# [本文]
----------

“韻シスト” vs “COCOLO BLAND HARA-Q”レペゼン大阪ヒップホップ座談会

“韻シスト” vs “COCOLO BLAND HARA-Q”レペゼン大阪ヒップホップ座談会

interview by TETSUTOKU MORITA photo by JUNYA S-STEADY

来年、結成20周年を迎える韻シストが、通算7枚目のアルバム『Another Day』を先日リリースした。ギター、ベース、ドラムのバンドサウンドから生まれる楽曲は、ヒップホップという芯に、ファンク、ソウル、レゲエなどブラックミュージックの影響を昇華したメロディアスなアレンジが調和。懐かしい友人から届いた手紙のごとく心へ染み込んでくる。ほどよい距離感でリスナーに寄り添い「大丈夫だよ」と耳元でささやきかけるような優しさと説得力。曲が入り口となって、音の向こうにある世界へと誘う。そんなアルバムと出会ったのはいつぶりだろうか。『Another Day』がまとうムードは、間違いなくメンバーが仲間やシーンの中で培ってきたもの。その空気感に迫るべく、韻シストと交流が深い『COCOLO BLAND』総帥、HARA-Q氏を迎え座談会を行った。

 

 

HDM:えーと、HARA-Qさんは少し遅れるそうなので、まずは『Another Day』のお話から。

一同:うーす!

 

HDM:では、アルバム『Another Day』のテーマから。

Shyoudog:BASIと話してた時に、「バンドが来年で結成20年、人間でいうと成人やな」という言葉がぽろっと出て。「大人になるんや」みたいな。そう考えると、特別な感情になって。今までずっと「前へ前へ」でやってきたけど、一度振り返ってもいいんちゃうかなと。

 

HDM:それは昔のアルバムを聴き直したり?

Shyoudog:それもありますね。結成当時は単純にスキルが追いつかなくて、思い描いていたサウンドができず歯がゆかったんですが、逆に評価を頂くことも多かった。それで改めて聴くと、良いとこもあるねって。

 

HDM:自分たちが狙ったのとは違う部分で評価されていた。それはどのあたりだったんですか?

Shyoudog:一言でいうと、“未完成”なところかな。

 

HDM:未完成…。

Shyoudog:普通、練習ってゆるくなる為にしないじゃないですか。「こんな音楽がやりたい」って思い描いたサウンドを作る為に修行すると思うんです。

 

HDM:なるほど。それは音楽以外の表現にも言えそうですね。

Shyoudog:長い時間練習を重ね、技術的にも気持ち的にも思い描いていることができるんじゃないかっていうところまで充実して。

----------

# [データ]
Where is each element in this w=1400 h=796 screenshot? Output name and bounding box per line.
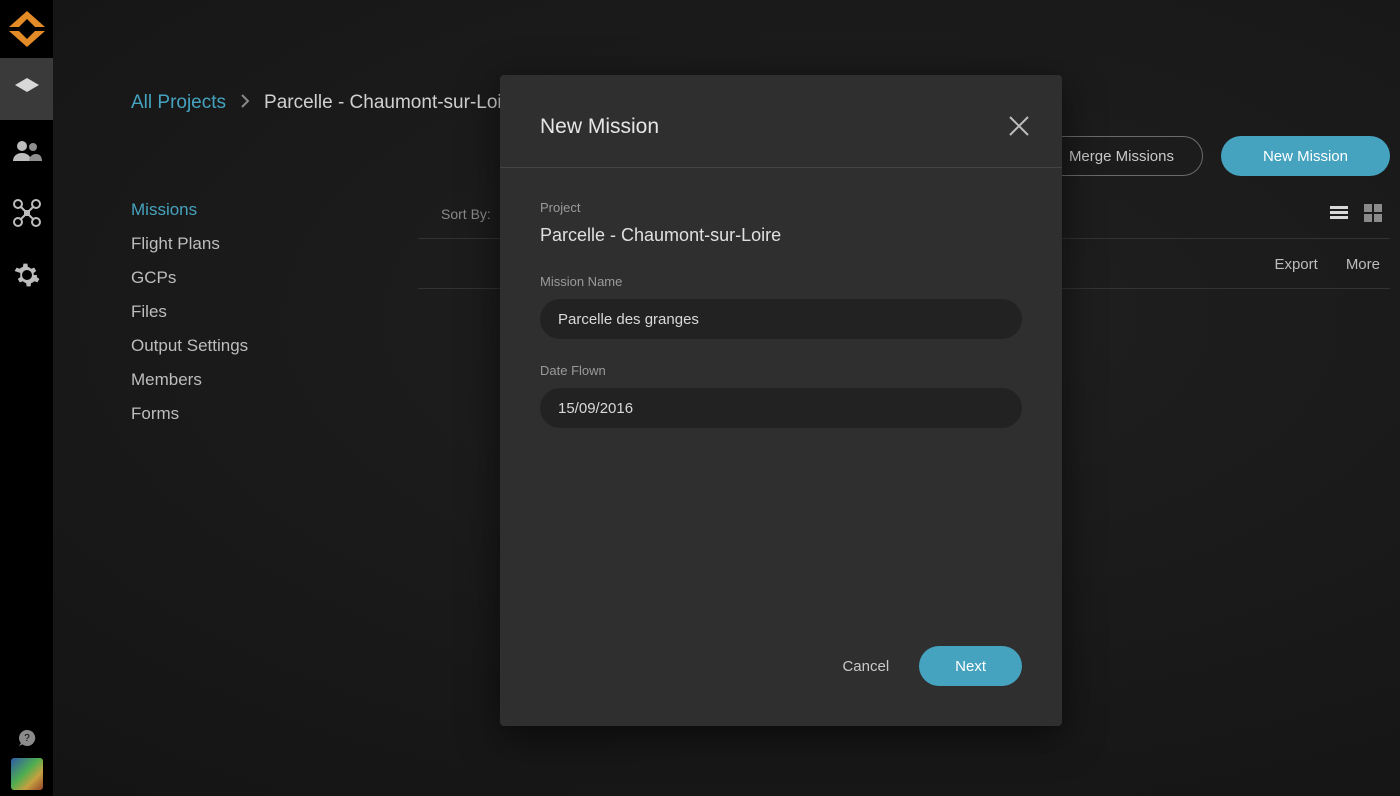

----------

# [設問一覧]
1. 座談会の記事の「HDM:自分たちが狙ったのと」から「る為に修行すると思うんです。」までを、一字一句そのまま打ち直してください。
2. 座談会の記事において、Shyoudogは結成当時に評価されていた点を一言で何と表現していますか。
3. 座談会の記事の内容を二文で要約してください。

# [設問別解答]
1.
HDM:自分たちが狙ったのとは違う部分で評価されていた。それはどのあたりだったんですか?

Shyoudog:一言でいうと、“未完成”なところかな。

 

HDM:未完成…。

Shyoudog:普通、練習ってゆるくなる為にしないじゃないですか。「こんな音楽がやりたい」って思い描いたサウンドを作る為に修行すると思うんです。

2. 「未完成」なところです。

3. 来年結成20周年を迎える韻シストが通算7枚目のアルバム『Another Day』をリリースし、その空気感に迫るため、COCOLO BLAND総帥のHARA-Q氏を迎えて座談会が行われました。Shyoudogは、結成20年を人間の成人にたとえる言葉をきっかけに一度振り返ってもよいと考えたと語り、結成当時に評価された点を「未完成」なところだと述べています。